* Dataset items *
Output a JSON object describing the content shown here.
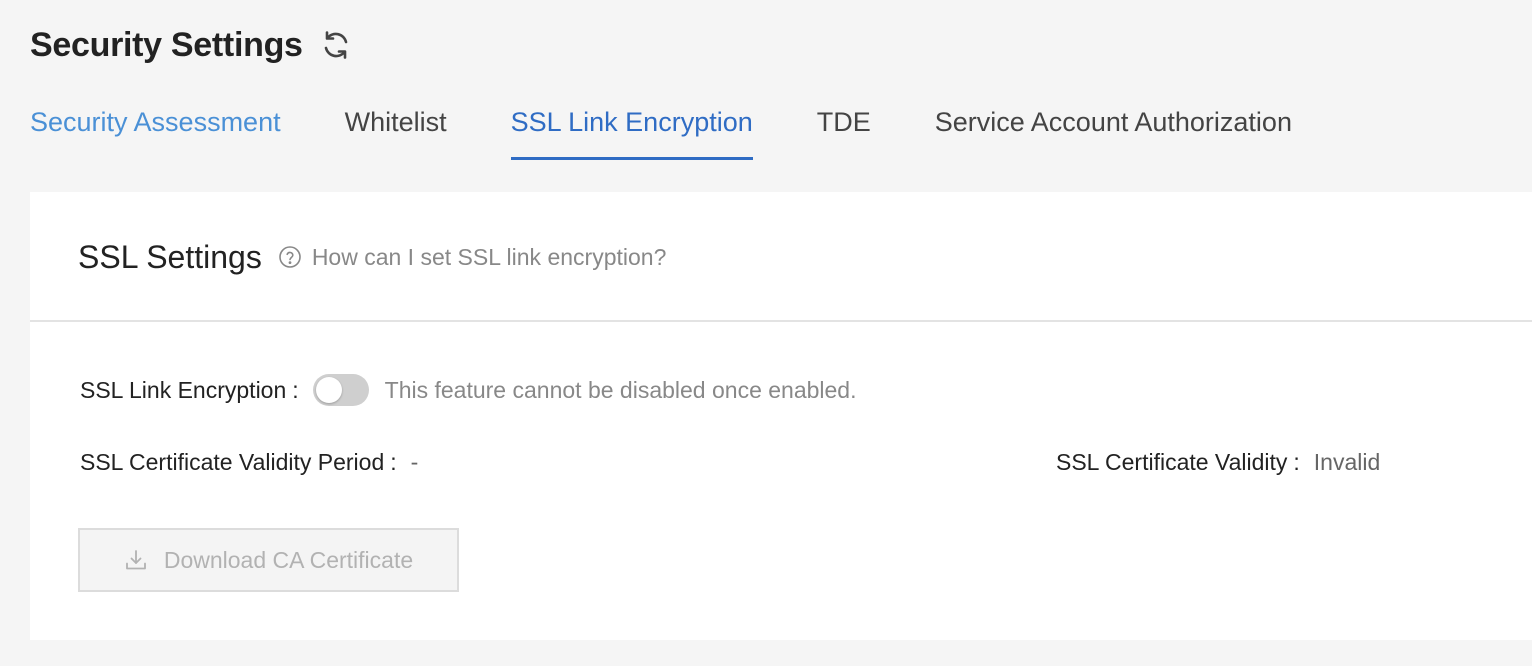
{
  "header": {
    "title": "Security Settings",
    "refresh_icon": "refresh-icon"
  },
  "tabs": [
    {
      "label": "Security Assessment",
      "state": "link"
    },
    {
      "label": "Whitelist",
      "state": "normal"
    },
    {
      "label": "SSL Link Encryption",
      "state": "active"
    },
    {
      "label": "TDE",
      "state": "normal"
    },
    {
      "label": "Service Account Authorization",
      "state": "normal"
    }
  ],
  "card": {
    "title": "SSL Settings",
    "help_icon": "question-circle-icon",
    "help_text": "How can I set SSL link encryption?"
  },
  "ssl_encryption": {
    "label": "SSL Link Encryption",
    "colon": ":",
    "enabled": false,
    "hint": "This feature cannot be disabled once enabled."
  },
  "certificate": {
    "period_label": "SSL Certificate Validity Period",
    "period_colon": ":",
    "period_value": "-",
    "validity_label": "SSL Certificate Validity",
    "validity_colon": ":",
    "validity_value": "Invalid"
  },
  "download": {
    "label": "Download CA Certificate",
    "icon": "download-icon",
    "disabled": true
  },
  "colors": {
    "active_tab": "#2f6cc4",
    "link_tab": "#4a90d6",
    "toggle_off": "#cfcfcf"
  }
}
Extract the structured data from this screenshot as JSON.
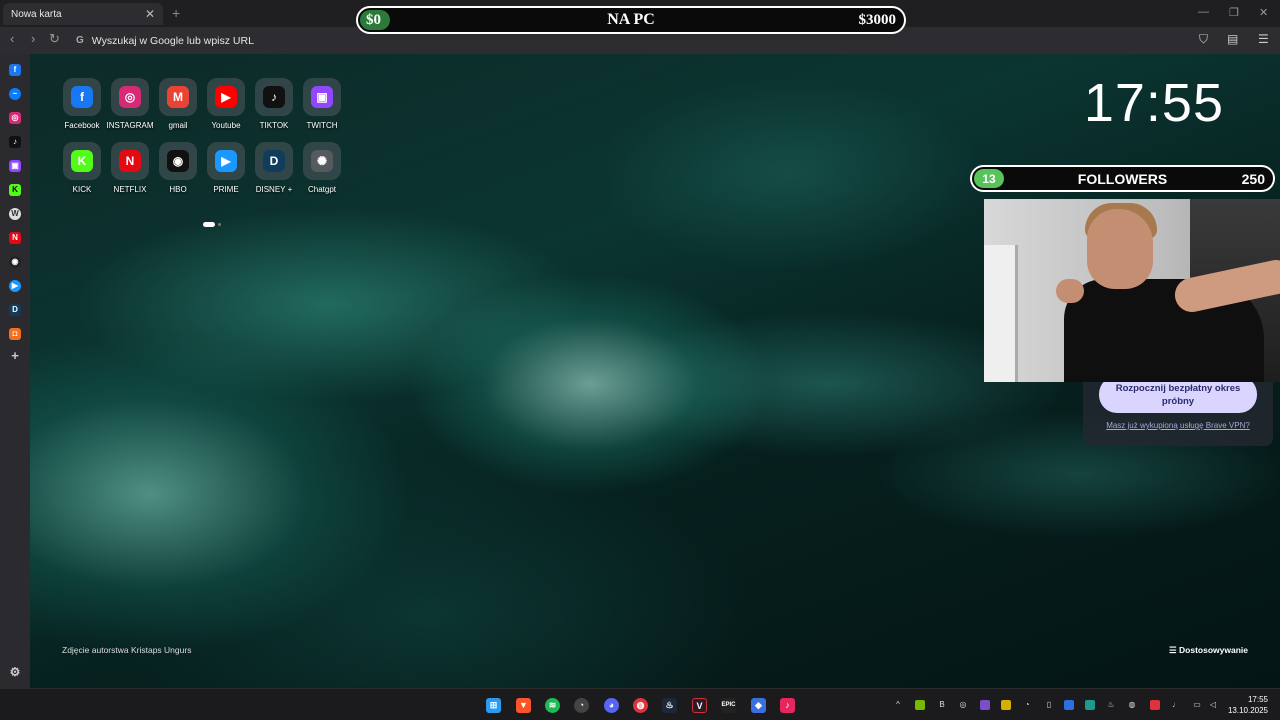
{
  "browser": {
    "tab_title": "Nowa karta",
    "tab_close": "✕",
    "new_tab": "+",
    "address_placeholder": "Wyszukaj w Google lub wpisz URL",
    "address_engine_glyph": "G"
  },
  "stream_overlay": {
    "goal_start": "$0",
    "goal_title": "NA PC",
    "goal_end": "$3000",
    "followers_count": "13",
    "followers_label": "FOLLOWERS",
    "followers_goal": "250",
    "goal_color": "#2b7a3b",
    "followers_color": "#58c35b"
  },
  "new_tab_page": {
    "clock": "17:55",
    "shortcuts": [
      {
        "label": "Facebook",
        "glyph": "f",
        "color": "#1877f2"
      },
      {
        "label": "INSTAGRAM",
        "glyph": "◎",
        "color": "#d62976"
      },
      {
        "label": "gmail",
        "glyph": "M",
        "color": "#ea4335"
      },
      {
        "label": "Youtube",
        "glyph": "▶",
        "color": "#ff0000"
      },
      {
        "label": "TIKTOK",
        "glyph": "♪",
        "color": "#111111"
      },
      {
        "label": "TWITCH",
        "glyph": "▣",
        "color": "#9146ff"
      },
      {
        "label": "KICK",
        "glyph": "K",
        "color": "#53fc18"
      },
      {
        "label": "NETFLIX",
        "glyph": "N",
        "color": "#e50914"
      },
      {
        "label": "HBO",
        "glyph": "◉",
        "color": "#111111"
      },
      {
        "label": "PRIME",
        "glyph": "▶",
        "color": "#1a98ff"
      },
      {
        "label": "DISNEY +",
        "glyph": "D",
        "color": "#113d5c"
      },
      {
        "label": "Chatgpt",
        "glyph": "✺",
        "color": "#555a5e"
      }
    ],
    "vpn_button": "Rozpocznij bezpłatny okres próbny",
    "vpn_link": "Masz już wykupioną usługę Brave VPN?",
    "photo_credit": "Zdjęcie autorstwa Kristaps Ungurs",
    "customize": "Dostosowywanie",
    "customize_glyph": "☰"
  },
  "taskbar": {
    "time": "17:55",
    "date": "13.10.2025"
  }
}
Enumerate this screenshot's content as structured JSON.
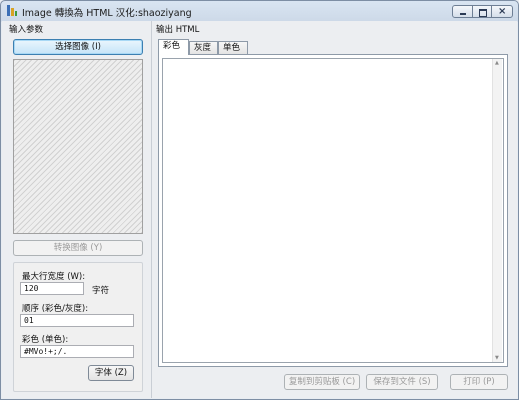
{
  "window": {
    "title": "Image 轉換為 HTML   汉化:shaoziyang"
  },
  "left": {
    "section_label": "输入参数",
    "select_image_button": "选择图像 (I)",
    "convert_image_button": "转换图像 (Y)",
    "max_width_label": "最大行宽度 (W):",
    "max_width_value": "120",
    "max_width_unit": "字符",
    "order_label": "顺序 (彩色/灰度):",
    "order_value": "01",
    "color_mono_label": "彩色 (单色):",
    "color_mono_value": "#MVo!+;/.",
    "font_button": "字体 (Z)"
  },
  "right": {
    "section_label": "输出 HTML",
    "tabs": [
      {
        "label": "彩色",
        "active": true
      },
      {
        "label": "灰度",
        "active": false
      },
      {
        "label": "单色",
        "active": false
      }
    ],
    "output_text": "",
    "copy_button": "复制到剪贴板 (C)",
    "save_button": "保存到文件 (S)",
    "print_button": "打印 (P)"
  },
  "icons": {
    "app": "image-to-html-app-icon",
    "minimize": "minimize-icon",
    "maximize": "maximize-icon",
    "close": "close-icon",
    "scroll_up": "scroll-up-arrow-icon",
    "scroll_down": "scroll-down-arrow-icon"
  },
  "colors": {
    "default_button_border": "#3c7fb1",
    "window_frame": "#7d8ea4"
  }
}
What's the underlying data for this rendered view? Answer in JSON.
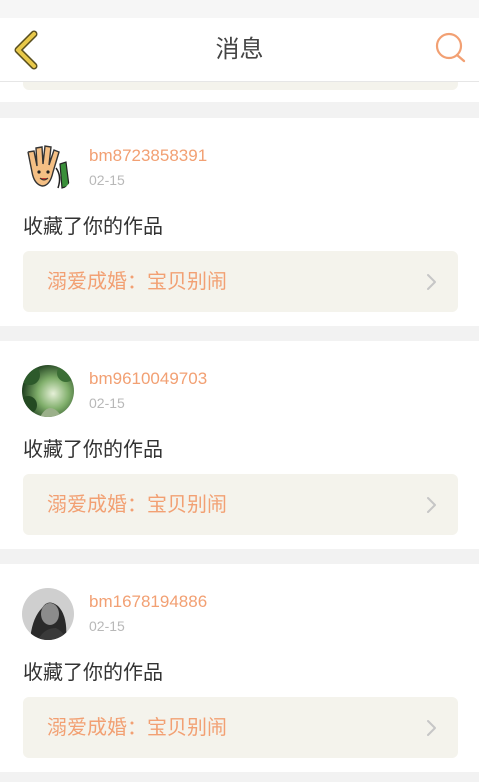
{
  "header": {
    "title": "消息",
    "back_icon": "chevron-left-icon",
    "search_icon": "search-icon",
    "accent_color": "#f2a073",
    "back_color": "#e8c84a"
  },
  "messages": [
    {
      "username": "bm8723858391",
      "date": "02-15",
      "action": "收藏了你的作品",
      "work_title": "溺爱成婚：宝贝别闹"
    },
    {
      "username": "bm9610049703",
      "date": "02-15",
      "action": "收藏了你的作品",
      "work_title": "溺爱成婚：宝贝别闹"
    },
    {
      "username": "bm1678194886",
      "date": "02-15",
      "action": "收藏了你的作品",
      "work_title": "溺爱成婚：宝贝别闹"
    }
  ]
}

* TASK *
Reproduce the lines of the listing exactly, starting at the one that contains "What's the underlying" and continuing through the final line, but leave out the pictures.

* FULL OUTPUT *
What's the underlying data for this rendered view? Answer in JSON.
{
  "header": {
    "title": "消息",
    "back_icon": "chevron-left-icon",
    "search_icon": "search-icon",
    "accent_color": "#f2a073",
    "back_color": "#e8c84a"
  },
  "messages": [
    {
      "username": "bm8723858391",
      "date": "02-15",
      "action": "收藏了你的作品",
      "work_title": "溺爱成婚：宝贝别闹"
    },
    {
      "username": "bm9610049703",
      "date": "02-15",
      "action": "收藏了你的作品",
      "work_title": "溺爱成婚：宝贝别闹"
    },
    {
      "username": "bm1678194886",
      "date": "02-15",
      "action": "收藏了你的作品",
      "work_title": "溺爱成婚：宝贝别闹"
    }
  ]
}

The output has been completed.